• _Given problem_
Give the number of lines that hold the string "this". Nothing else is needed.
>> START Data lines
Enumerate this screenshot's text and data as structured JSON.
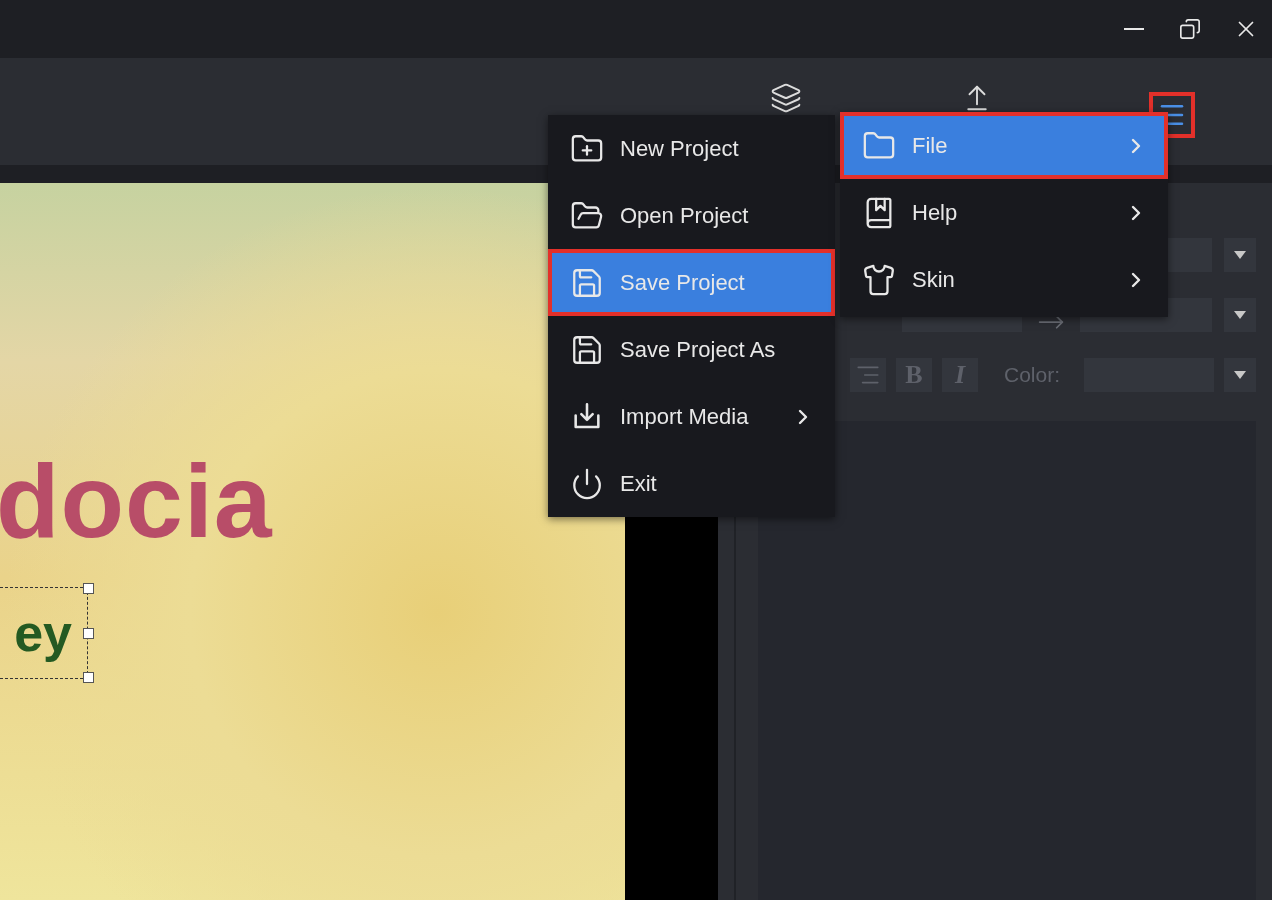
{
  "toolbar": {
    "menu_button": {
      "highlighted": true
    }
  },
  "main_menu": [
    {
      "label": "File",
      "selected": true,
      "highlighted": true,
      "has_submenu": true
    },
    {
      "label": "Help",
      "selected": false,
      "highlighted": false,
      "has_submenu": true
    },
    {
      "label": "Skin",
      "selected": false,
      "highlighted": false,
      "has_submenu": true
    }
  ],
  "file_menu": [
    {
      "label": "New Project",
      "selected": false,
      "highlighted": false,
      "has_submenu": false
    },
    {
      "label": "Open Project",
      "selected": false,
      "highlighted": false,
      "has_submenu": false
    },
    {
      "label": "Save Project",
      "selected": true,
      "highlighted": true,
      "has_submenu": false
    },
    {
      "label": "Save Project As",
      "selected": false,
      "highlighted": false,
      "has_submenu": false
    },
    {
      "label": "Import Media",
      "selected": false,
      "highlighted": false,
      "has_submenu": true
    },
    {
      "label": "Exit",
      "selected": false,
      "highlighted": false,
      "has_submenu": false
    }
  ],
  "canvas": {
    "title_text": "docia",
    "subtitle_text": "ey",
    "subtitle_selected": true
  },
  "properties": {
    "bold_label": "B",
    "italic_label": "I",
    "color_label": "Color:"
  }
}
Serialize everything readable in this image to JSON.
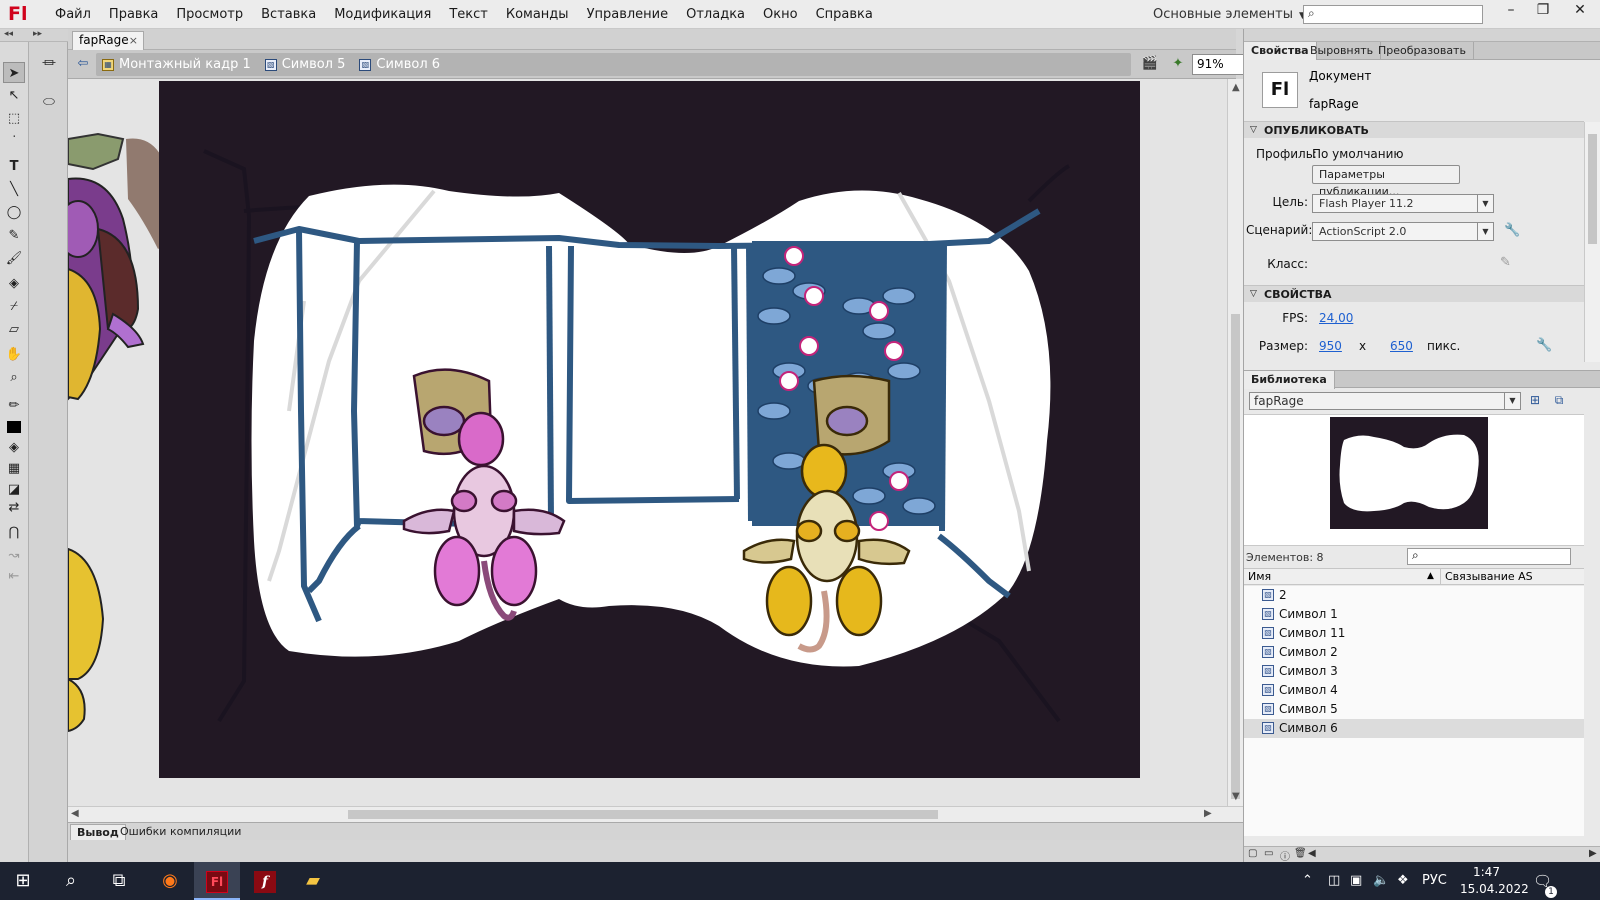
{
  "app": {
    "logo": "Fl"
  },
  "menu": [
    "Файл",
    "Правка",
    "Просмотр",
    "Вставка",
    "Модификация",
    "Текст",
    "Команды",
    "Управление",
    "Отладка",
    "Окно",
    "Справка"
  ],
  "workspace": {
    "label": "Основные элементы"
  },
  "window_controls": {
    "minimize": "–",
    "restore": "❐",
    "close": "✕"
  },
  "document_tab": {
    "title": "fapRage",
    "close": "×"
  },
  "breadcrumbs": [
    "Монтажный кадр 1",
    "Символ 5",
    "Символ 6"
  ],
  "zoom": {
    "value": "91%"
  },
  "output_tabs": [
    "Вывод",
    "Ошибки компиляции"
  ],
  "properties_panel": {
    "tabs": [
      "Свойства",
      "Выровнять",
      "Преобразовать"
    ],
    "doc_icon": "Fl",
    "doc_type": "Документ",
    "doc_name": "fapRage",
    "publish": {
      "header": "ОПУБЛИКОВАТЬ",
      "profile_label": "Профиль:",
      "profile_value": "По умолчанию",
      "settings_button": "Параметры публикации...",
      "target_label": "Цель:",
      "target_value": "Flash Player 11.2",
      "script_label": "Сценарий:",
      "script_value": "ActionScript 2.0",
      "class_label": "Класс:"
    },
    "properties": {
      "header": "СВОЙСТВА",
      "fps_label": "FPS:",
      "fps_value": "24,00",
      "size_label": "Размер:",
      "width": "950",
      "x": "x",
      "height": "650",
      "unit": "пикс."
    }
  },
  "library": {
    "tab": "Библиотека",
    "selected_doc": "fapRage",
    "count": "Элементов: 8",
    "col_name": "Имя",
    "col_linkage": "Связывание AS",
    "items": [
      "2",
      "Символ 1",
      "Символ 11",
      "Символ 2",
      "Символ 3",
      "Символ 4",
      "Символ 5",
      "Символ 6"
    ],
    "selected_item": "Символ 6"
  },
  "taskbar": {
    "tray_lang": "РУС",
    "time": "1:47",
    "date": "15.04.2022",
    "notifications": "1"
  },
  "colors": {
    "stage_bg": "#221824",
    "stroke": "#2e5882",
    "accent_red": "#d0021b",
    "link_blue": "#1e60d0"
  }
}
>> END Data lines
• _Exercise result_
2